(Reading passage)
• • •
As cliché as it sounds, there are few things more daunting than the blank page, the blank score, the empty canvas or the phrase “be sure and come back with an idea we can propose.” Inspiration isn’t something that just springs forth from a magic well anytime it’s asked for or needed. Inspiration is spontaneous and fleeting. What a writer quickly learns in an inbound marketing agency, or really any creative job with deadlines, is that nobody cares if you’re inspired to create that day, they just want the job done — and done well.
If you only waited for moments of inspiration before working, you wouldn’t get much done. There’s still some solace in the truth that you can complete quality work without this romantic ideal of “inspiration” churning at all times. By sticking to processes and patterns that consistently produce results (plus practice), writing can be done without the constant input of “eureka” moments. Sure, Wolfgang Amadeus Mozart was a genius. You can still bet he wasn’t always inspired to write music at every waking hour. He had one of the best music theory teachers in Europe in his father, Leopold Mozart. Process will always trump talent and inspiration. Timeless works are rarely, if ever, a product of talent alone.
There is still something to be said for inspiration. Those wellsprings of creativity aren’t always in the places you think they are. Sometimes you have to look in the most unlikely places to find them. If my personal experience speaks to anything at all, it’s that, if you bring unsuspecting experiences of your personal life into your working life, you’ll be surprised what you find. You’ll also have more fun doing it.
An Unlikely Pairing: Nonprofit Fundraising and Video Games
I’m often guilty, as most of us are, of compartmentalizing different areas of my life. For example, I have my work box, family box, and hobby box, among others. The contents of these boxes mix, but I’m generally good at putting one box away before opening another. This can be healthy for us to an extent, but sometimes too much compartmentalization can result in missed opportunity. I recently found inspiration when I decided to integrate two boxes I always kept well apart – the hobby and work boxes.
As a preface, I’m a self-professed nerd. I’ve played more than my fair share of video games over the years. One such game I’ve recently enjoyed is the popular “MOBA” League of Legends, a game pitting 5 “champions” against an opposing team of 5 in a 35-minute bout for dominance. At first or thirtieth glance, it’s hard to think this could have any application whatsoever to inbound marketing.
There’s a way.
• • •
(Data listing)
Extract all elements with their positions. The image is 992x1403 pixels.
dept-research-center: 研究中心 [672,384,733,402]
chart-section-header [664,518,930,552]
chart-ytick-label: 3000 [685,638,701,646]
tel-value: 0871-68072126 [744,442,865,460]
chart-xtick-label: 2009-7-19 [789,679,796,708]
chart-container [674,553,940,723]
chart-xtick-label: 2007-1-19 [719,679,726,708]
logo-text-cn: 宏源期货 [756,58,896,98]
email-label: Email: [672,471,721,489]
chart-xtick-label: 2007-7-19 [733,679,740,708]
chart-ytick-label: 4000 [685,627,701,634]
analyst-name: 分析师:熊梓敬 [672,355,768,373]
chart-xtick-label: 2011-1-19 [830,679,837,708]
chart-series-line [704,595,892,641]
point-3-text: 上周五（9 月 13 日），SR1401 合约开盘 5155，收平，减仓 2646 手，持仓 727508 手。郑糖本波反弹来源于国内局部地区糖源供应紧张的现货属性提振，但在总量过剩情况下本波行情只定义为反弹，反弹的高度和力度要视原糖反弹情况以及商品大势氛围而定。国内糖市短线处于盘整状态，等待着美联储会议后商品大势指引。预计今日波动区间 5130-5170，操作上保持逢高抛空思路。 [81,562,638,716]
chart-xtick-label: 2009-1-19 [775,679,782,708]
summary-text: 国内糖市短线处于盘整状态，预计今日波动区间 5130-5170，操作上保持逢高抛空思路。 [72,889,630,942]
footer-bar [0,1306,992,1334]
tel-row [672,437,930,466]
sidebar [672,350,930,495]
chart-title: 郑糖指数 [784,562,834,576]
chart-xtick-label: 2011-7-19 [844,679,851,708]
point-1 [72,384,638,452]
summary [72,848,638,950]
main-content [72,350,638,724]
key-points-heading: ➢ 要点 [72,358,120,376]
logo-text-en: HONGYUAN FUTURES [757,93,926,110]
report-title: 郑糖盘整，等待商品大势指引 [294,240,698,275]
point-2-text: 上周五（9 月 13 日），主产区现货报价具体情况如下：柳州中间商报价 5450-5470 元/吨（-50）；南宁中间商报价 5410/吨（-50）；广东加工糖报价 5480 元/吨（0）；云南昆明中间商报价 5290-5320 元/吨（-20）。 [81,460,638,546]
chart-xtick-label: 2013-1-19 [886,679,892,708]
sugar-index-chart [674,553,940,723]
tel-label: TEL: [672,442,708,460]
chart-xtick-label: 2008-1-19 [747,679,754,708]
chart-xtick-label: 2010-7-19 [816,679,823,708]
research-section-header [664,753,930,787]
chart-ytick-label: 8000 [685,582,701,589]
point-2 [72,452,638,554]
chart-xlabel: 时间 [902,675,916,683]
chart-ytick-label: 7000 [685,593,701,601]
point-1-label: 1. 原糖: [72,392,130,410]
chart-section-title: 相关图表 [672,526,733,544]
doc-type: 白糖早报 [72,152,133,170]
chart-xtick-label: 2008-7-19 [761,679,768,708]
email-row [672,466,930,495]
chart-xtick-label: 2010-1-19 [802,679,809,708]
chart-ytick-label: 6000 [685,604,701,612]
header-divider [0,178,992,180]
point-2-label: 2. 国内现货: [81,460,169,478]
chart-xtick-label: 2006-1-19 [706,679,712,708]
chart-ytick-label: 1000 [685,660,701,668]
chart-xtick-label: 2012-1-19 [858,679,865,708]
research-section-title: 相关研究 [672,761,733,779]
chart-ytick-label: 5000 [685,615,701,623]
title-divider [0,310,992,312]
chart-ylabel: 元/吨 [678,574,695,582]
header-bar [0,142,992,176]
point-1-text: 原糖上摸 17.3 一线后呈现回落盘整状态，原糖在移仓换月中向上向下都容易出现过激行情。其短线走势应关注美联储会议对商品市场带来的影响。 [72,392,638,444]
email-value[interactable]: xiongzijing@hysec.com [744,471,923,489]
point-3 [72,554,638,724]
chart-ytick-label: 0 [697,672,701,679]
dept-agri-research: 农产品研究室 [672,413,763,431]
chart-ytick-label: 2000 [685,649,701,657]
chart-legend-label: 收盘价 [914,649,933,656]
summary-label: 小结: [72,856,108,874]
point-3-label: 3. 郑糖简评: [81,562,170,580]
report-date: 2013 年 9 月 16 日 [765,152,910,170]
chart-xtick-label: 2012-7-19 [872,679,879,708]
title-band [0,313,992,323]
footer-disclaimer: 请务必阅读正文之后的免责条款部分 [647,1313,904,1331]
• • •
(Task to complete)
Revise the piece on finding inspiration, starting with "There is still" and going on through "fun doing it.", so that "wellsprings" is replaced with "sources".

(Answer for the task)
There is still something to be said for inspiration. Those sources of creativity aren’t always in the places you think they are. Sometimes you have to look in the most unlikely places to find them. If my personal experience speaks to anything at all, it’s that, if you bring unsuspecting experiences of your personal life into your working life, you’ll be surprised what you find. You’ll also have more fun doing it.